───── RECORDS FOR THE TASK

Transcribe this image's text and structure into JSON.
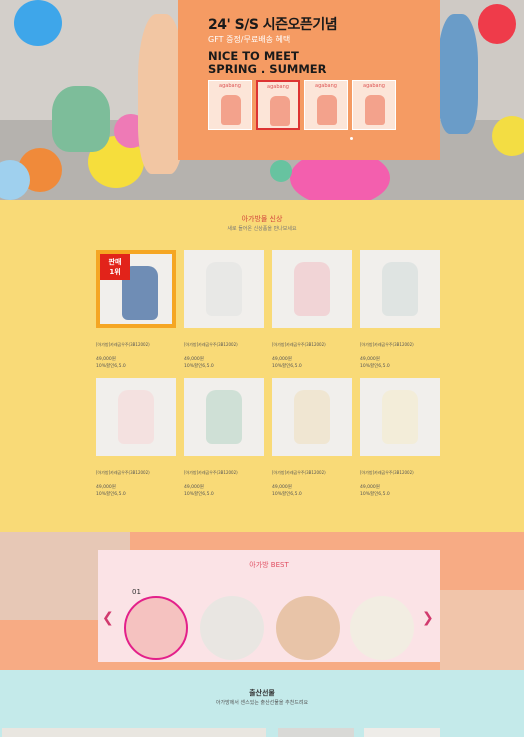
{
  "hero": {
    "title": "24' S/S 시즌오픈기념",
    "gift": "GFT 증정/무료배송 혜택",
    "headline": "NICE TO MEET\nSPRING . SUMMER",
    "thumb_brand": "agabang",
    "thumb_count": 4,
    "active_thumb": 2,
    "colors": {
      "panel": "#f59b63",
      "active_border": "#dd3333"
    }
  },
  "new_products": {
    "title": "아가방몰 신상",
    "subtitle": "새로 들어온 신상품을 만나보세요",
    "badge": "판매\n1위",
    "items": [
      {
        "name": "[아가방]카레곰우주(3B12002)",
        "price": "49,000원",
        "installment": "10%할인6,5.0",
        "color": "#6f8db5"
      },
      {
        "name": "[아가방]카레곰우주(3B12002)",
        "price": "49,000원",
        "installment": "10%할인6,5.0",
        "color": "#e8e8e6"
      },
      {
        "name": "[아가방]카레곰우주(3B12002)",
        "price": "49,000원",
        "installment": "10%할인6,5.0",
        "color": "#f1d4d6"
      },
      {
        "name": "[아가방]카레곰우주(3B12002)",
        "price": "49,000원",
        "installment": "10%할인6,5.0",
        "color": "#dfe4e2"
      },
      {
        "name": "[아가방]카레곰우주(3B12002)",
        "price": "49,000원",
        "installment": "10%할인6,5.0",
        "color": "#f4e1e0"
      },
      {
        "name": "[아가방]카레곰우주(3B12002)",
        "price": "49,000원",
        "installment": "10%할인6,5.0",
        "color": "#cfe0d6"
      },
      {
        "name": "[아가방]카레곰우주(3B12002)",
        "price": "49,000원",
        "installment": "10%할인6,5.0",
        "color": "#f0e6d2"
      },
      {
        "name": "[아가방]카레곰우주(3B12002)",
        "price": "49,000원",
        "installment": "10%할인6,5.0",
        "color": "#f3edd9"
      }
    ]
  },
  "best": {
    "title": "아가방 BEST",
    "rank": "01",
    "prev_arrow": "❮",
    "next_arrow": "❯",
    "items": [
      {
        "color": "#f5c2c0"
      },
      {
        "color": "#e9e6e2"
      },
      {
        "color": "#e8c4a8"
      },
      {
        "color": "#f2ede2"
      }
    ]
  },
  "gift": {
    "title": "출산선물",
    "subtitle": "아가방에서 센스있는 출산선물을 추천드려요"
  }
}
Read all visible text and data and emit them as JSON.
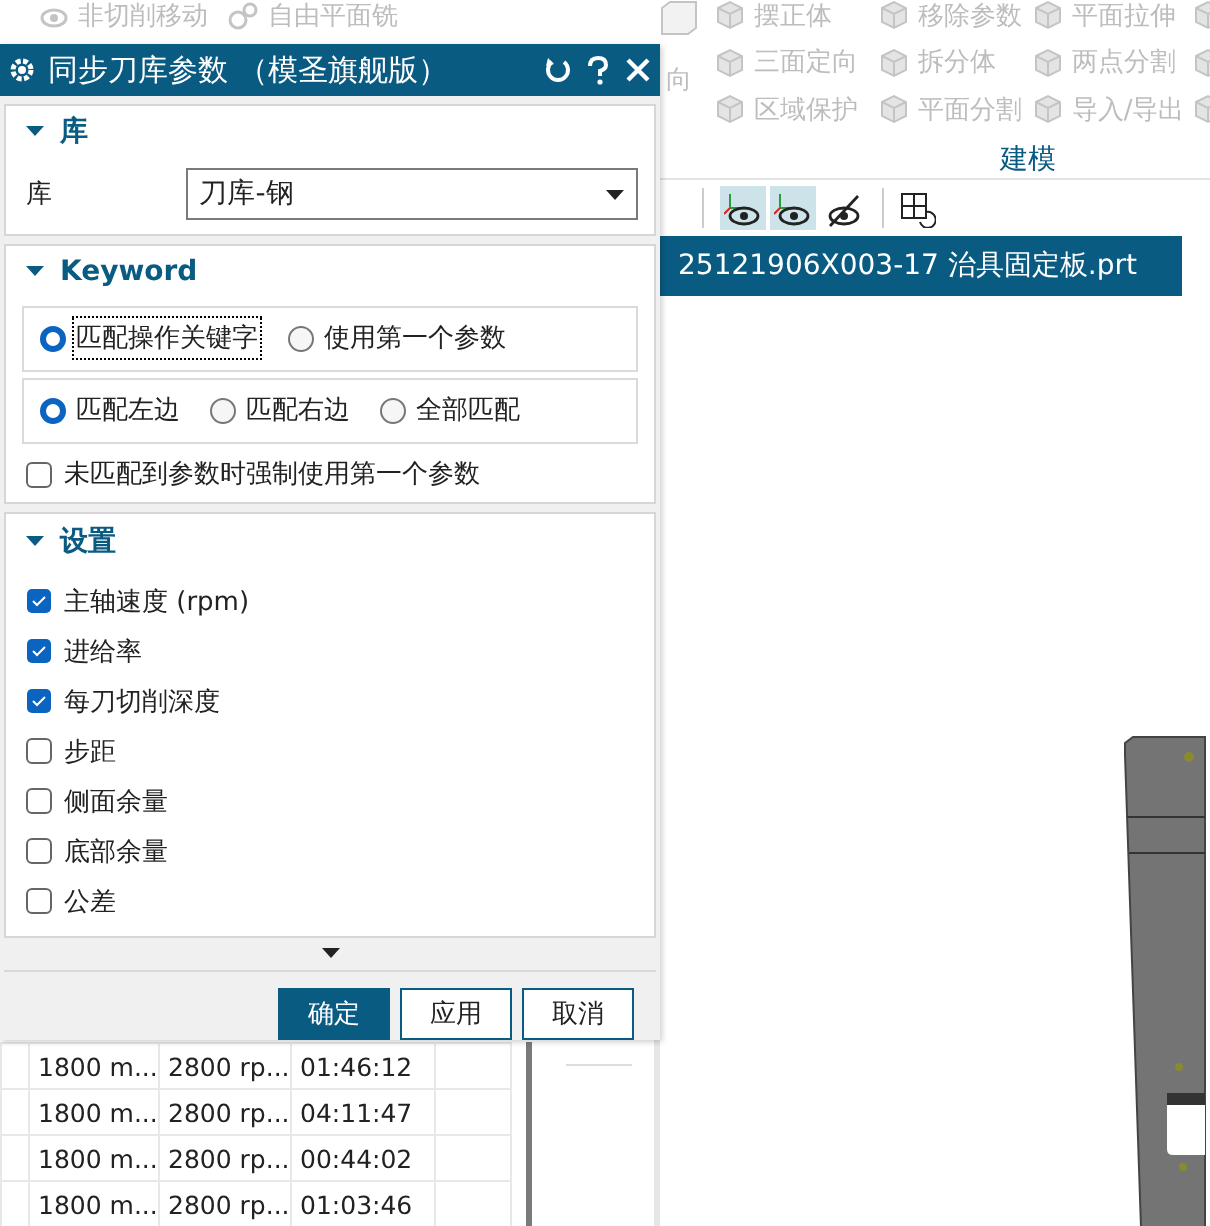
{
  "ribbon": {
    "left_tools": [
      {
        "label": "非切削移动"
      },
      {
        "label": "自由平面铣"
      }
    ],
    "partial_label": "向",
    "tools": [
      {
        "label": "摆正体"
      },
      {
        "label": "移除参数"
      },
      {
        "label": "平面拉伸"
      },
      {
        "label": "三面定向"
      },
      {
        "label": "拆分体"
      },
      {
        "label": "两点分割"
      },
      {
        "label": "区域保护"
      },
      {
        "label": "平面分割"
      },
      {
        "label": "导入/导出"
      }
    ],
    "group_label": "建模"
  },
  "view_toolbar": {
    "toggles": [
      {
        "selected": true
      },
      {
        "selected": true
      },
      {
        "selected": false
      }
    ]
  },
  "document_tab": {
    "title": "25121906X003-17 治具固定板.prt"
  },
  "table": {
    "rows": [
      [
        "1800 m...",
        "2800 rp...",
        "01:46:12"
      ],
      [
        "1800 m...",
        "2800 rp...",
        "04:11:47"
      ],
      [
        "1800 m...",
        "2800 rp...",
        "00:44:02"
      ],
      [
        "1800 m...",
        "2800 rp...",
        "01:03:46"
      ]
    ]
  },
  "dialog": {
    "title": "同步刀库参数 （模圣旗舰版）",
    "library": {
      "title": "库",
      "expanded": true,
      "label": "库",
      "value": "刀库-钢"
    },
    "keyword": {
      "title": "Keyword",
      "expanded": true,
      "radio_groups": [
        [
          {
            "label": "匹配操作关键字",
            "selected": true,
            "focused": true
          },
          {
            "label": "使用第一个参数",
            "selected": false,
            "focused": false
          }
        ],
        [
          {
            "label": "匹配左边",
            "selected": true,
            "focused": false
          },
          {
            "label": "匹配右边",
            "selected": false,
            "focused": false
          },
          {
            "label": "全部匹配",
            "selected": false,
            "focused": false
          }
        ]
      ],
      "force_first": {
        "label": "未匹配到参数时强制使用第一个参数",
        "checked": false
      }
    },
    "settings": {
      "title": "设置",
      "expanded": true,
      "items": [
        {
          "label": "主轴速度 (rpm)",
          "checked": true
        },
        {
          "label": "进给率",
          "checked": true
        },
        {
          "label": "每刀切削深度",
          "checked": true
        },
        {
          "label": "步距",
          "checked": false
        },
        {
          "label": "侧面余量",
          "checked": false
        },
        {
          "label": "底部余量",
          "checked": false
        },
        {
          "label": "公差",
          "checked": false
        }
      ]
    },
    "buttons": [
      {
        "label": "确定",
        "kind": "primary"
      },
      {
        "label": "应用",
        "kind": "normal"
      },
      {
        "label": "取消",
        "kind": "normal"
      }
    ]
  }
}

──────────

### OBJECTIVE
Copy out all the data exactly; skip the pictures.

### RESULT OF THE TASK
Transcribe this image's text and structure into JSON.
{
  "hero": {
    "title": "24' S/S 시즌오픈기념",
    "gift": "GFT 증정/무료배송 혜택",
    "headline": "NICE TO MEET\nSPRING . SUMMER",
    "thumb_brand": "agabang",
    "thumb_count": 4,
    "active_thumb": 2,
    "colors": {
      "panel": "#f59b63",
      "active_border": "#dd3333"
    }
  },
  "new_products": {
    "title": "아가방몰 신상",
    "subtitle": "새로 들어온 신상품을 만나보세요",
    "badge": "판매\n1위",
    "items": [
      {
        "name": "[아가방]카레곰우주(3B12002)",
        "price": "49,000원",
        "installment": "10%할인6,5.0",
        "color": "#6f8db5"
      },
      {
        "name": "[아가방]카레곰우주(3B12002)",
        "price": "49,000원",
        "installment": "10%할인6,5.0",
        "color": "#e8e8e6"
      },
      {
        "name": "[아가방]카레곰우주(3B12002)",
        "price": "49,000원",
        "installment": "10%할인6,5.0",
        "color": "#f1d4d6"
      },
      {
        "name": "[아가방]카레곰우주(3B12002)",
        "price": "49,000원",
        "installment": "10%할인6,5.0",
        "color": "#dfe4e2"
      },
      {
        "name": "[아가방]카레곰우주(3B12002)",
        "price": "49,000원",
        "installment": "10%할인6,5.0",
        "color": "#f4e1e0"
      },
      {
        "name": "[아가방]카레곰우주(3B12002)",
        "price": "49,000원",
        "installment": "10%할인6,5.0",
        "color": "#cfe0d6"
      },
      {
        "name": "[아가방]카레곰우주(3B12002)",
        "price": "49,000원",
        "installment": "10%할인6,5.0",
        "color": "#f0e6d2"
      },
      {
        "name": "[아가방]카레곰우주(3B12002)",
        "price": "49,000원",
        "installment": "10%할인6,5.0",
        "color": "#f3edd9"
      }
    ]
  },
  "best": {
    "title": "아가방 BEST",
    "rank": "01",
    "prev_arrow": "❮",
    "next_arrow": "❯",
    "items": [
      {
        "color": "#f5c2c0"
      },
      {
        "color": "#e9e6e2"
      },
      {
        "color": "#e8c4a8"
      },
      {
        "color": "#f2ede2"
      }
    ]
  },
  "gift": {
    "title": "출산선물",
    "subtitle": "아가방에서 센스있는 출산선물을 추천드려요"
  }
}
Read all visible text and data and emit them as JSON.
{
  "ribbon": {
    "left_tools": [
      {
        "label": "非切削移动"
      },
      {
        "label": "自由平面铣"
      }
    ],
    "partial_label": "向",
    "tools": [
      {
        "label": "摆正体"
      },
      {
        "label": "移除参数"
      },
      {
        "label": "平面拉伸"
      },
      {
        "label": "三面定向"
      },
      {
        "label": "拆分体"
      },
      {
        "label": "两点分割"
      },
      {
        "label": "区域保护"
      },
      {
        "label": "平面分割"
      },
      {
        "label": "导入/导出"
      }
    ],
    "group_label": "建模"
  },
  "view_toolbar": {
    "toggles": [
      {
        "selected": true
      },
      {
        "selected": true
      },
      {
        "selected": false
      }
    ]
  },
  "document_tab": {
    "title": "25121906X003-17 治具固定板.prt"
  },
  "table": {
    "rows": [
      [
        "1800 m...",
        "2800 rp...",
        "01:46:12"
      ],
      [
        "1800 m...",
        "2800 rp...",
        "04:11:47"
      ],
      [
        "1800 m...",
        "2800 rp...",
        "00:44:02"
      ],
      [
        "1800 m...",
        "2800 rp...",
        "01:03:46"
      ]
    ]
  },
  "dialog": {
    "title": "同步刀库参数 （模圣旗舰版）",
    "library": {
      "title": "库",
      "expanded": true,
      "label": "库",
      "value": "刀库-钢"
    },
    "keyword": {
      "title": "Keyword",
      "expanded": true,
      "radio_groups": [
        [
          {
            "label": "匹配操作关键字",
            "selected": true,
            "focused": true
          },
          {
            "label": "使用第一个参数",
            "selected": false,
            "focused": false
          }
        ],
        [
          {
            "label": "匹配左边",
            "selected": true,
            "focused": false
          },
          {
            "label": "匹配右边",
            "selected": false,
            "focused": false
          },
          {
            "label": "全部匹配",
            "selected": false,
            "focused": false
          }
        ]
      ],
      "force_first": {
        "label": "未匹配到参数时强制使用第一个参数",
        "checked": false
      }
    },
    "settings": {
      "title": "设置",
      "expanded": true,
      "items": [
        {
          "label": "主轴速度 (rpm)",
          "checked": true
        },
        {
          "label": "进给率",
          "checked": true
        },
        {
          "label": "每刀切削深度",
          "checked": true
        },
        {
          "label": "步距",
          "checked": false
        },
        {
          "label": "侧面余量",
          "checked": false
        },
        {
          "label": "底部余量",
          "checked": false
        },
        {
          "label": "公差",
          "checked": false
        }
      ]
    },
    "buttons": [
      {
        "label": "确定",
        "kind": "primary"
      },
      {
        "label": "应用",
        "kind": "normal"
      },
      {
        "label": "取消",
        "kind": "normal"
      }
    ]
  }
}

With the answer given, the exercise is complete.